Problem requirements: Give back the full material, exactly as it reads.
━━ Task input
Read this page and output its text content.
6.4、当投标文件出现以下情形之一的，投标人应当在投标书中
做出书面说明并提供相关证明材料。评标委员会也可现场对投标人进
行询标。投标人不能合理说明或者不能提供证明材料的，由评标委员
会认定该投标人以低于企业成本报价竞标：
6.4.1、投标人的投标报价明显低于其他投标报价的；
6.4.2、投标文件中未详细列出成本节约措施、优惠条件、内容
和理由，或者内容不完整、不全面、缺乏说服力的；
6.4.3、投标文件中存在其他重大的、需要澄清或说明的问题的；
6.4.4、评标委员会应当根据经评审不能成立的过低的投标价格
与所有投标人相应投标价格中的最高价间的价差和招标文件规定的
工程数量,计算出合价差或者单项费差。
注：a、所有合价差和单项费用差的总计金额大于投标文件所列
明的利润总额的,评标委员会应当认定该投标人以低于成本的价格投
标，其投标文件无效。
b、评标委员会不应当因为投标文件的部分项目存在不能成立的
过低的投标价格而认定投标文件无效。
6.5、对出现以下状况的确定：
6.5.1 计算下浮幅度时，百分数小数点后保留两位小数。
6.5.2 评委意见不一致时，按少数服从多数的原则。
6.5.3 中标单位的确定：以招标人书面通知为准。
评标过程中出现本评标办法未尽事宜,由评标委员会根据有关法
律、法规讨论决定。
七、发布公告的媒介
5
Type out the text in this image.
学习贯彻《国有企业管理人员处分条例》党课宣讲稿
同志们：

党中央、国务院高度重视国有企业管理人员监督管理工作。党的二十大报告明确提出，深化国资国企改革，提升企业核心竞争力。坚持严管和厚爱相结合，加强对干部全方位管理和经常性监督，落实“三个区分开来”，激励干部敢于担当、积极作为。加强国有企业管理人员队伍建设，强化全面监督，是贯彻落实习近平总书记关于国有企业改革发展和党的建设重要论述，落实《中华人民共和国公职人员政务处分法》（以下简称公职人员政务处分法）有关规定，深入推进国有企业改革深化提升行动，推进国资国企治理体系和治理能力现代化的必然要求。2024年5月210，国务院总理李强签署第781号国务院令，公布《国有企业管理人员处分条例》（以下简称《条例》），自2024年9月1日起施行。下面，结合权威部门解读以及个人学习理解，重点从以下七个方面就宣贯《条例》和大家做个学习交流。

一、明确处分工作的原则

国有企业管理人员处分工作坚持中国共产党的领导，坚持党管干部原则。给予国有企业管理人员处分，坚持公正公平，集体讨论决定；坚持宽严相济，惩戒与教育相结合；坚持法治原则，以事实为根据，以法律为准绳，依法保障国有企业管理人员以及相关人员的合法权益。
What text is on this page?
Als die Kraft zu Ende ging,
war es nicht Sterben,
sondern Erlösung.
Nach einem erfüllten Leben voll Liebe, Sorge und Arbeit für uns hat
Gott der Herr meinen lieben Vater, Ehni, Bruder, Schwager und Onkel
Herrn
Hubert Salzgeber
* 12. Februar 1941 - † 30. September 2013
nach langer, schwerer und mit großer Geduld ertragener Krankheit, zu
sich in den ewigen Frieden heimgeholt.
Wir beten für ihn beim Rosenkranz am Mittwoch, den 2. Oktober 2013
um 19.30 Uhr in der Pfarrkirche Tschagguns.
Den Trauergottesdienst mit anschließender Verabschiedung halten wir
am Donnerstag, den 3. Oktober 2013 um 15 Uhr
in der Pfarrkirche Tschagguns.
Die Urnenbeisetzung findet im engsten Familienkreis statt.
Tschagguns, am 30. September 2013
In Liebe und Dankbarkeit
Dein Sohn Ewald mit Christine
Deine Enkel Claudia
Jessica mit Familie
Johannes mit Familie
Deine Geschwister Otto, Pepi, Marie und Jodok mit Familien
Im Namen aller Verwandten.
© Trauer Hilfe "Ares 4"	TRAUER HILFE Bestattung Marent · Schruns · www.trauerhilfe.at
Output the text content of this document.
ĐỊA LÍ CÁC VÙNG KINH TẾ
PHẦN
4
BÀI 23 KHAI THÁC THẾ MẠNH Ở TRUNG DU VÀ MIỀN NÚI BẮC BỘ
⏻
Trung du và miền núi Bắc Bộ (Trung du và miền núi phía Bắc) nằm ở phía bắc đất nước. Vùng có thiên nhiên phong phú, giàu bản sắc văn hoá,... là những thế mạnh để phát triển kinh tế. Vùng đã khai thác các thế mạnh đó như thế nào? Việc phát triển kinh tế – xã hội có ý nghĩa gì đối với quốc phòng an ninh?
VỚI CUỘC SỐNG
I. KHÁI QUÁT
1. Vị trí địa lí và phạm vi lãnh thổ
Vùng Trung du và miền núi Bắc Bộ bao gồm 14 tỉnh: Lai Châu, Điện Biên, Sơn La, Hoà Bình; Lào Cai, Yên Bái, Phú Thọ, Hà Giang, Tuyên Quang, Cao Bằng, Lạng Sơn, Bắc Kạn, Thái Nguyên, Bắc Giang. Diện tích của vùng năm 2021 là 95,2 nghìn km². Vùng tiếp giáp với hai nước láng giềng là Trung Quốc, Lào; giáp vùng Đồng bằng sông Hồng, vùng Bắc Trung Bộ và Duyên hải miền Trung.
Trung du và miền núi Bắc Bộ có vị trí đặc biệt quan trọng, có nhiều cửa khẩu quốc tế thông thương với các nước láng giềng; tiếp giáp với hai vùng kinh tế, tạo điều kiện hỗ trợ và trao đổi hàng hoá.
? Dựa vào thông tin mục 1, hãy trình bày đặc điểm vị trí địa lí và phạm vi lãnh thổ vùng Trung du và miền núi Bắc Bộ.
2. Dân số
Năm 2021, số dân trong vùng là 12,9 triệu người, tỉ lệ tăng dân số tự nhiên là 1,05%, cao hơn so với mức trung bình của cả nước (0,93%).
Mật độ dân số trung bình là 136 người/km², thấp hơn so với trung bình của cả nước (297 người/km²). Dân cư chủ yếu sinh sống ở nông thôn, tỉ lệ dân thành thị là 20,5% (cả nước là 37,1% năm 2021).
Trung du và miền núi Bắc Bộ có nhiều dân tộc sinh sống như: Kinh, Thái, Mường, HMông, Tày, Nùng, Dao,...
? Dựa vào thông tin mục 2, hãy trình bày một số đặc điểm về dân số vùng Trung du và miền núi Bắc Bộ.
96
━━━━
Task result:
Read this page and output its text content.
6.4、当投标文件出现以下情形之一的，投标人应当在投标书中
做出书面说明并提供相关证明材料。评标委员会也可现场对投标人进
行询标。投标人不能合理说明或者不能提供证明材料的，由评标委员
会认定该投标人以低于企业成本报价竞标：
6.4.1、投标人的投标报价明显低于其他投标报价的；
6.4.2、投标文件中未详细列出成本节约措施、优惠条件、内容
和理由，或者内容不完整、不全面、缺乏说服力的；
6.4.3、投标文件中存在其他重大的、需要澄清或说明的问题的；
6.4.4、评标委员会应当根据经评审不能成立的过低的投标价格
与所有投标人相应投标价格中的最高价间的价差和招标文件规定的
工程数量,计算出合价差或者单项费差。
注：a、所有合价差和单项费用差的总计金额大于投标文件所列
明的利润总额的,评标委员会应当认定该投标人以低于成本的价格投
标，其投标文件无效。
b、评标委员会不应当因为投标文件的部分项目存在不能成立的
过低的投标价格而认定投标文件无效。
6.5、对出现以下状况的确定：
6.5.1 计算下浮幅度时，百分数小数点后保留两位小数。
6.5.2 评委意见不一致时，按少数服从多数的原则。
6.5.3 中标单位的确定：以招标人书面通知为准。
评标过程中出现本评标办法未尽事宜,由评标委员会根据有关法
律、法规讨论决定。
七、发布公告的媒介
5
Type out the text in this image.
学习贯彻《国有企业管理人员处分条例》党课宣讲稿
同志们：

党中央、国务院高度重视国有企业管理人员监督管理工作。党的二十大报告明确提出，深化国资国企改革，提升企业核心竞争力。坚持严管和厚爱相结合，加强对干部全方位管理和经常性监督，落实“三个区分开来”，激励干部敢于担当、积极作为。加强国有企业管理人员队伍建设，强化全面监督，是贯彻落实习近平总书记关于国有企业改革发展和党的建设重要论述，落实《中华人民共和国公职人员政务处分法》（以下简称公职人员政务处分法）有关规定，深入推进国有企业改革深化提升行动，推进国资国企治理体系和治理能力现代化的必然要求。2024年5月210，国务院总理李强签署第781号国务院令，公布《国有企业管理人员处分条例》（以下简称《条例》），自2024年9月1日起施行。下面，结合权威部门解读以及个人学习理解，重点从以下七个方面就宣贯《条例》和大家做个学习交流。

一、明确处分工作的原则

国有企业管理人员处分工作坚持中国共产党的领导，坚持党管干部原则。给予国有企业管理人员处分，坚持公正公平，集体讨论决定；坚持宽严相济，惩戒与教育相结合；坚持法治原则，以事实为根据，以法律为准绳，依法保障国有企业管理人员以及相关人员的合法权益。
What text is on this page?
Als die Kraft zu Ende ging,
war es nicht Sterben,
sondern Erlösung.
Nach einem erfüllten Leben voll Liebe, Sorge und Arbeit für uns hat
Gott der Herr meinen lieben Vater, Ehni, Bruder, Schwager und Onkel
Herrn
Hubert Salzgeber
* 12. Februar 1941 - † 30. September 2013
nach langer, schwerer und mit großer Geduld ertragener Krankheit, zu
sich in den ewigen Frieden heimgeholt.
Wir beten für ihn beim Rosenkranz am Mittwoch, den 2. Oktober 2013
um 19.30 Uhr in der Pfarrkirche Tschagguns.
Den Trauergottesdienst mit anschließender Verabschiedung halten wir
am Donnerstag, den 3. Oktober 2013 um 15 Uhr
in der Pfarrkirche Tschagguns.
Die Urnenbeisetzung findet im engsten Familienkreis statt.
Tschagguns, am 30. September 2013
In Liebe und Dankbarkeit
Dein Sohn Ewald mit Christine
Deine Enkel Claudia
Jessica mit Familie
Johannes mit Familie
Deine Geschwister Otto, Pepi, Marie und Jodok mit Familien
Im Namen aller Verwandten.
© Trauer Hilfe "Ares 4"	TRAUER HILFE Bestattung Marent · Schruns · www.trauerhilfe.at
Output the text content of this document.
ĐỊA LÍ CÁC VÙNG KINH TẾ
PHẦN
4
BÀI 23 KHAI THÁC THẾ MẠNH Ở TRUNG DU VÀ MIỀN NÚI BẮC BỘ
⏻
Trung du và miền núi Bắc Bộ (Trung du và miền núi phía Bắc) nằm ở phía bắc đất nước. Vùng có thiên nhiên phong phú, giàu bản sắc văn hoá,... là những thế mạnh để phát triển kinh tế. Vùng đã khai thác các thế mạnh đó như thế nào? Việc phát triển kinh tế – xã hội có ý nghĩa gì đối với quốc phòng an ninh?
VỚI CUỘC SỐNG
I. KHÁI QUÁT
1. Vị trí địa lí và phạm vi lãnh thổ
Vùng Trung du và miền núi Bắc Bộ bao gồm 14 tỉnh: Lai Châu, Điện Biên, Sơn La, Hoà Bình; Lào Cai, Yên Bái, Phú Thọ, Hà Giang, Tuyên Quang, Cao Bằng, Lạng Sơn, Bắc Kạn, Thái Nguyên, Bắc Giang. Diện tích của vùng năm 2021 là 95,2 nghìn km². Vùng tiếp giáp với hai nước láng giềng là Trung Quốc, Lào; giáp vùng Đồng bằng sông Hồng, vùng Bắc Trung Bộ và Duyên hải miền Trung.
Trung du và miền núi Bắc Bộ có vị trí đặc biệt quan trọng, có nhiều cửa khẩu quốc tế thông thương với các nước láng giềng; tiếp giáp với hai vùng kinh tế, tạo điều kiện hỗ trợ và trao đổi hàng hoá.
? Dựa vào thông tin mục 1, hãy trình bày đặc điểm vị trí địa lí và phạm vi lãnh thổ vùng Trung du và miền núi Bắc Bộ.
2. Dân số
Năm 2021, số dân trong vùng là 12,9 triệu người, tỉ lệ tăng dân số tự nhiên là 1,05%, cao hơn so với mức trung bình của cả nước (0,93%).
Mật độ dân số trung bình là 136 người/km², thấp hơn so với trung bình của cả nước (297 người/km²). Dân cư chủ yếu sinh sống ở nông thôn, tỉ lệ dân thành thị là 20,5% (cả nước là 37,1% năm 2021).
Trung du và miền núi Bắc Bộ có nhiều dân tộc sinh sống như: Kinh, Thái, Mường, HMông, Tày, Nùng, Dao,...
? Dựa vào thông tin mục 2, hãy trình bày một số đặc điểm về dân số vùng Trung du và miền núi Bắc Bộ.
96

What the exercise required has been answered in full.